**Task brief**
Your task is to output the data exactly as it stands.

__________

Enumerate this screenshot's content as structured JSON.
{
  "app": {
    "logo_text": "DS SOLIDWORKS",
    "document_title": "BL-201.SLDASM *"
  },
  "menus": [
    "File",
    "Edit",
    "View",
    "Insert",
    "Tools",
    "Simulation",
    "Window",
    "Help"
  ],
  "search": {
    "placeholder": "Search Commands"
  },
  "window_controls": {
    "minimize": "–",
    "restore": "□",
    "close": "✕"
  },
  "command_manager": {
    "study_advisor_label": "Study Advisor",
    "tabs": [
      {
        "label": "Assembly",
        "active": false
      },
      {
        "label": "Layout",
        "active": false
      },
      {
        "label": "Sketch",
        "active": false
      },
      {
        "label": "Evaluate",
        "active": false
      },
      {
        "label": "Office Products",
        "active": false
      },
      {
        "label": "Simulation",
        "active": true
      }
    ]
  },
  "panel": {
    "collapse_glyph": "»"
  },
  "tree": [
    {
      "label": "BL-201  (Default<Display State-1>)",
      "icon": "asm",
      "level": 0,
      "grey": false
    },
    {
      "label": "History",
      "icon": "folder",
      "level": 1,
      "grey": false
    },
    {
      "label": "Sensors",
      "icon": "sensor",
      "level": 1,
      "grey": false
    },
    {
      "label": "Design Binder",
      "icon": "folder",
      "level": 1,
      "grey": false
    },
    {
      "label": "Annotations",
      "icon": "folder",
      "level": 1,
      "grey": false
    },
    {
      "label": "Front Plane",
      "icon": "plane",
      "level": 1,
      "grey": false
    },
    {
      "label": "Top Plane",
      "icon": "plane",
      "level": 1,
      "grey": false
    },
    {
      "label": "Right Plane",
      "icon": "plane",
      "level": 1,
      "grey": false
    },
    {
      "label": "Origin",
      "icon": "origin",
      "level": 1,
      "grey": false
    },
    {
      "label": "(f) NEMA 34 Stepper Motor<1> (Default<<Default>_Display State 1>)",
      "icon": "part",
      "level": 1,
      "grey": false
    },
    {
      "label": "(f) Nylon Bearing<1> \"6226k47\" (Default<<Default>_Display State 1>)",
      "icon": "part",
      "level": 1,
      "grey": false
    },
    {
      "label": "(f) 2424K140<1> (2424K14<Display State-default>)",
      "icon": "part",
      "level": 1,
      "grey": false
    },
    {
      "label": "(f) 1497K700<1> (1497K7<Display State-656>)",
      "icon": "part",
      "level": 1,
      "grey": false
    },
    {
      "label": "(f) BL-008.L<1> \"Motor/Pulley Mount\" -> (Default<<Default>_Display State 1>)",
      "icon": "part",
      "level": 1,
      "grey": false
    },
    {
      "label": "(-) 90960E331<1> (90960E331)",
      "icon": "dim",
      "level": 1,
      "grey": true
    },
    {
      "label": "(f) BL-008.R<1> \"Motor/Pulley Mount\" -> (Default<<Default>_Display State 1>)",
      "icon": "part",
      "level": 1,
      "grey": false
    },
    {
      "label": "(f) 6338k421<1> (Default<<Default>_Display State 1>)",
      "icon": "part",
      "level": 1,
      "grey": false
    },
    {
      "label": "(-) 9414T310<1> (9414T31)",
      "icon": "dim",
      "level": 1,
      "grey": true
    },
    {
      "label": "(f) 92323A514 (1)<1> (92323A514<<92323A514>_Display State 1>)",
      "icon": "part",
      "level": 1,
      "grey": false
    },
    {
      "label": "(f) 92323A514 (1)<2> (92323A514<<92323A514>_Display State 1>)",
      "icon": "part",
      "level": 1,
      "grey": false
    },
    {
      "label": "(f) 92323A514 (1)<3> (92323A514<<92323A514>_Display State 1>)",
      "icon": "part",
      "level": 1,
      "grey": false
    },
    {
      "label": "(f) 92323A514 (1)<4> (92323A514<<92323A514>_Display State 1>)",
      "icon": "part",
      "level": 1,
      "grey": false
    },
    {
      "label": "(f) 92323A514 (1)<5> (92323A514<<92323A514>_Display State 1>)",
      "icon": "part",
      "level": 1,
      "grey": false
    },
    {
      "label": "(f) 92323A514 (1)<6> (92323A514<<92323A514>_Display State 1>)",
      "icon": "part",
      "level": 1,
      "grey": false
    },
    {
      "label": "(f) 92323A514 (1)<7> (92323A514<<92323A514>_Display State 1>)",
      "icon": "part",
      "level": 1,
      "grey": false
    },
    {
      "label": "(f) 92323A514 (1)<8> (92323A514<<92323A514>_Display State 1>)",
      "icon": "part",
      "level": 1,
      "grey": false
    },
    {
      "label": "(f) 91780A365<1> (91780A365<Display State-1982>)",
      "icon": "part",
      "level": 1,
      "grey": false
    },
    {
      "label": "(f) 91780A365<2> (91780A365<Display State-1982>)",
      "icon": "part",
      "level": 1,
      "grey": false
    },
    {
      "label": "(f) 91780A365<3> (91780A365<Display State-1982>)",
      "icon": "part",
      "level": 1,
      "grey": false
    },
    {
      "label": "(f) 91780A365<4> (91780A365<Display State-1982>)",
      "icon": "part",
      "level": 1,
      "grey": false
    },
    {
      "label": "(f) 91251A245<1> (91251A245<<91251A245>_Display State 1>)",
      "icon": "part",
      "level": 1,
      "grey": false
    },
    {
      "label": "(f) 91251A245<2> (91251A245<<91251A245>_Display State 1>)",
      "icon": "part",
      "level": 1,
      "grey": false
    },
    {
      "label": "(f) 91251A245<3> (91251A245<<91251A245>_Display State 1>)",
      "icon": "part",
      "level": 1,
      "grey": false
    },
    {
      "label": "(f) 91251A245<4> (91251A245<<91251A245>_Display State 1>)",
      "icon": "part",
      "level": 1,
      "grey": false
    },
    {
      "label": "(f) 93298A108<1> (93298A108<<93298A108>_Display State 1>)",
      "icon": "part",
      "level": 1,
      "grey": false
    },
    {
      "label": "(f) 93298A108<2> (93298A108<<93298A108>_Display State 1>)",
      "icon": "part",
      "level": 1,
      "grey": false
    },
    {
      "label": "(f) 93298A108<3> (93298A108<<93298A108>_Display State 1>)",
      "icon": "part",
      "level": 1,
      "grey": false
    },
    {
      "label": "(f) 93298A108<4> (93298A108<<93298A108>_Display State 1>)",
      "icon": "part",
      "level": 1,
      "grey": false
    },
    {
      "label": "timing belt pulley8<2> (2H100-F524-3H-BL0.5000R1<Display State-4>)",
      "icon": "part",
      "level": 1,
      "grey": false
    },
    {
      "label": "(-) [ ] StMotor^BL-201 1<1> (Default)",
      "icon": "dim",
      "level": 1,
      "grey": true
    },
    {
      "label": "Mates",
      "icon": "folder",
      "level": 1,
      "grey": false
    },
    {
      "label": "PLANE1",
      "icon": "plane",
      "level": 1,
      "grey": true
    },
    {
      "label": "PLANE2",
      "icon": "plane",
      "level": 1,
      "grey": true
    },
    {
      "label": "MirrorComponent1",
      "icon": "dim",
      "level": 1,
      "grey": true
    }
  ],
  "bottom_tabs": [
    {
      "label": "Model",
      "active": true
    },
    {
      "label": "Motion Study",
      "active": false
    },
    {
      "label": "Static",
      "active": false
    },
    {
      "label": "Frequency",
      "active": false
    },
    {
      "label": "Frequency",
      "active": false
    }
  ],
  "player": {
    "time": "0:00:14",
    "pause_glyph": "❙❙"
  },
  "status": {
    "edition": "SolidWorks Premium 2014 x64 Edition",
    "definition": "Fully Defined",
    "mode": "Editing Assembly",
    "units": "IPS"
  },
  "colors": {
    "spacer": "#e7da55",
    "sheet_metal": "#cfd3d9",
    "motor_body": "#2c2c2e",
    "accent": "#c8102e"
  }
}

__________

**Worked answer**
Enumerate this screenshot's content as structured JSON.
{
  "app": {
    "logo_text": "DS SOLIDWORKS",
    "document_title": "BL-201.SLDASM *"
  },
  "menus": [
    "File",
    "Edit",
    "View",
    "Insert",
    "Tools",
    "Simulation",
    "Window",
    "Help"
  ],
  "search": {
    "placeholder": "Search Commands"
  },
  "window_controls": {
    "minimize": "–",
    "restore": "□",
    "close": "✕"
  },
  "command_manager": {
    "study_advisor_label": "Study Advisor",
    "tabs": [
      {
        "label": "Assembly",
        "active": false
      },
      {
        "label": "Layout",
        "active": false
      },
      {
        "label": "Sketch",
        "active": false
      },
      {
        "label": "Evaluate",
        "active": false
      },
      {
        "label": "Office Products",
        "active": false
      },
      {
        "label": "Simulation",
        "active": true
      }
    ]
  },
  "panel": {
    "collapse_glyph": "»"
  },
  "tree": [
    {
      "label": "BL-201  (Default<Display State-1>)",
      "icon": "asm",
      "level": 0,
      "grey": false
    },
    {
      "label": "History",
      "icon": "folder",
      "level": 1,
      "grey": false
    },
    {
      "label": "Sensors",
      "icon": "sensor",
      "level": 1,
      "grey": false
    },
    {
      "label": "Design Binder",
      "icon": "folder",
      "level": 1,
      "grey": false
    },
    {
      "label": "Annotations",
      "icon": "folder",
      "level": 1,
      "grey": false
    },
    {
      "label": "Front Plane",
      "icon": "plane",
      "level": 1,
      "grey": false
    },
    {
      "label": "Top Plane",
      "icon": "plane",
      "level": 1,
      "grey": false
    },
    {
      "label": "Right Plane",
      "icon": "plane",
      "level": 1,
      "grey": false
    },
    {
      "label": "Origin",
      "icon": "origin",
      "level": 1,
      "grey": false
    },
    {
      "label": "(f) NEMA 34 Stepper Motor<1> (Default<<Default>_Display State 1>)",
      "icon": "part",
      "level": 1,
      "grey": false
    },
    {
      "label": "(f) Nylon Bearing<1> \"6226k47\" (Default<<Default>_Display State 1>)",
      "icon": "part",
      "level": 1,
      "grey": false
    },
    {
      "label": "(f) 2424K140<1> (2424K14<Display State-default>)",
      "icon": "part",
      "level": 1,
      "grey": false
    },
    {
      "label": "(f) 1497K700<1> (1497K7<Display State-656>)",
      "icon": "part",
      "level": 1,
      "grey": false
    },
    {
      "label": "(f) BL-008.L<1> \"Motor/Pulley Mount\" -> (Default<<Default>_Display State 1>)",
      "icon": "part",
      "level": 1,
      "grey": false
    },
    {
      "label": "(-) 90960E331<1> (90960E331)",
      "icon": "dim",
      "level": 1,
      "grey": true
    },
    {
      "label": "(f) BL-008.R<1> \"Motor/Pulley Mount\" -> (Default<<Default>_Display State 1>)",
      "icon": "part",
      "level": 1,
      "grey": false
    },
    {
      "label": "(f) 6338k421<1> (Default<<Default>_Display State 1>)",
      "icon": "part",
      "level": 1,
      "grey": false
    },
    {
      "label": "(-) 9414T310<1> (9414T31)",
      "icon": "dim",
      "level": 1,
      "grey": true
    },
    {
      "label": "(f) 92323A514 (1)<1> (92323A514<<92323A514>_Display State 1>)",
      "icon": "part",
      "level": 1,
      "grey": false
    },
    {
      "label": "(f) 92323A514 (1)<2> (92323A514<<92323A514>_Display State 1>)",
      "icon": "part",
      "level": 1,
      "grey": false
    },
    {
      "label": "(f) 92323A514 (1)<3> (92323A514<<92323A514>_Display State 1>)",
      "icon": "part",
      "level": 1,
      "grey": false
    },
    {
      "label": "(f) 92323A514 (1)<4> (92323A514<<92323A514>_Display State 1>)",
      "icon": "part",
      "level": 1,
      "grey": false
    },
    {
      "label": "(f) 92323A514 (1)<5> (92323A514<<92323A514>_Display State 1>)",
      "icon": "part",
      "level": 1,
      "grey": false
    },
    {
      "label": "(f) 92323A514 (1)<6> (92323A514<<92323A514>_Display State 1>)",
      "icon": "part",
      "level": 1,
      "grey": false
    },
    {
      "label": "(f) 92323A514 (1)<7> (92323A514<<92323A514>_Display State 1>)",
      "icon": "part",
      "level": 1,
      "grey": false
    },
    {
      "label": "(f) 92323A514 (1)<8> (92323A514<<92323A514>_Display State 1>)",
      "icon": "part",
      "level": 1,
      "grey": false
    },
    {
      "label": "(f) 91780A365<1> (91780A365<Display State-1982>)",
      "icon": "part",
      "level": 1,
      "grey": false
    },
    {
      "label": "(f) 91780A365<2> (91780A365<Display State-1982>)",
      "icon": "part",
      "level": 1,
      "grey": false
    },
    {
      "label": "(f) 91780A365<3> (91780A365<Display State-1982>)",
      "icon": "part",
      "level": 1,
      "grey": false
    },
    {
      "label": "(f) 91780A365<4> (91780A365<Display State-1982>)",
      "icon": "part",
      "level": 1,
      "grey": false
    },
    {
      "label": "(f) 91251A245<1> (91251A245<<91251A245>_Display State 1>)",
      "icon": "part",
      "level": 1,
      "grey": false
    },
    {
      "label": "(f) 91251A245<2> (91251A245<<91251A245>_Display State 1>)",
      "icon": "part",
      "level": 1,
      "grey": false
    },
    {
      "label": "(f) 91251A245<3> (91251A245<<91251A245>_Display State 1>)",
      "icon": "part",
      "level": 1,
      "grey": false
    },
    {
      "label": "(f) 91251A245<4> (91251A245<<91251A245>_Display State 1>)",
      "icon": "part",
      "level": 1,
      "grey": false
    },
    {
      "label": "(f) 93298A108<1> (93298A108<<93298A108>_Display State 1>)",
      "icon": "part",
      "level": 1,
      "grey": false
    },
    {
      "label": "(f) 93298A108<2> (93298A108<<93298A108>_Display State 1>)",
      "icon": "part",
      "level": 1,
      "grey": false
    },
    {
      "label": "(f) 93298A108<3> (93298A108<<93298A108>_Display State 1>)",
      "icon": "part",
      "level": 1,
      "grey": false
    },
    {
      "label": "(f) 93298A108<4> (93298A108<<93298A108>_Display State 1>)",
      "icon": "part",
      "level": 1,
      "grey": false
    },
    {
      "label": "timing belt pulley8<2> (2H100-F524-3H-BL0.5000R1<Display State-4>)",
      "icon": "part",
      "level": 1,
      "grey": false
    },
    {
      "label": "(-) [ ] StMotor^BL-201 1<1> (Default)",
      "icon": "dim",
      "level": 1,
      "grey": true
    },
    {
      "label": "Mates",
      "icon": "folder",
      "level": 1,
      "grey": false
    },
    {
      "label": "PLANE1",
      "icon": "plane",
      "level": 1,
      "grey": true
    },
    {
      "label": "PLANE2",
      "icon": "plane",
      "level": 1,
      "grey": true
    },
    {
      "label": "MirrorComponent1",
      "icon": "dim",
      "level": 1,
      "grey": true
    }
  ],
  "bottom_tabs": [
    {
      "label": "Model",
      "active": true
    },
    {
      "label": "Motion Study",
      "active": false
    },
    {
      "label": "Static",
      "active": false
    },
    {
      "label": "Frequency",
      "active": false
    },
    {
      "label": "Frequency",
      "active": false
    }
  ],
  "player": {
    "time": "0:00:14",
    "pause_glyph": "❙❙"
  },
  "status": {
    "edition": "SolidWorks Premium 2014 x64 Edition",
    "definition": "Fully Defined",
    "mode": "Editing Assembly",
    "units": "IPS"
  },
  "colors": {
    "spacer": "#e7da55",
    "sheet_metal": "#cfd3d9",
    "motor_body": "#2c2c2e",
    "accent": "#c8102e"
  }
}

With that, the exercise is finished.